--- Recorded data ---

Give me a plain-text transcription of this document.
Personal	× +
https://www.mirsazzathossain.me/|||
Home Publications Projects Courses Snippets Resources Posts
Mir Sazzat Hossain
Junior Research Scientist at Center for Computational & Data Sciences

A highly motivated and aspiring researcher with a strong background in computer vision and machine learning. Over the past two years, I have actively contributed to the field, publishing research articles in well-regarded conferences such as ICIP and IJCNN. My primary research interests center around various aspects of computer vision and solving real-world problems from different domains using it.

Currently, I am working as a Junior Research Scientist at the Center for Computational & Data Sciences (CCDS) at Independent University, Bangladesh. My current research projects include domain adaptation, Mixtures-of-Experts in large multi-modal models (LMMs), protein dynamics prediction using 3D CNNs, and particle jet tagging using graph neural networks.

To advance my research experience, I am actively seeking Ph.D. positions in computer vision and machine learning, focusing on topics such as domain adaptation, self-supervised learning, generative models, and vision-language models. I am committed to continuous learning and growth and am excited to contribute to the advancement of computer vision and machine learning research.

---

▶ _Goal of the exercise_
Every record, from top to bottom, must be transcribed exactly.

▶ _Response_
Give me a plain-text transcription of this document.
Personal	× +
https://www.mirsazzathossain.me/|||
Home Publications Projects Courses Snippets Resources Posts
Mir Sazzat Hossain
Junior Research Scientist at Center for Computational & Data Sciences

A highly motivated and aspiring researcher with a strong background in computer vision and machine learning. Over the past two years, I have actively contributed to the field, publishing research articles in well-regarded conferences such as ICIP and IJCNN. My primary research interests center around various aspects of computer vision and solving real-world problems from different domains using it.

Currently, I am working as a Junior Research Scientist at the Center for Computational & Data Sciences (CCDS) at Independent University, Bangladesh. My current research projects include domain adaptation, Mixtures-of-Experts in large multi-modal models (LMMs), protein dynamics prediction using 3D CNNs, and particle jet tagging using graph neural networks.

To advance my research experience, I am actively seeking Ph.D. positions in computer vision and machine learning, focusing on topics such as domain adaptation, self-supervised learning, generative models, and vision-language models. I am committed to continuous learning and growth and am excited to contribute to the advancement of computer vision and machine learning research.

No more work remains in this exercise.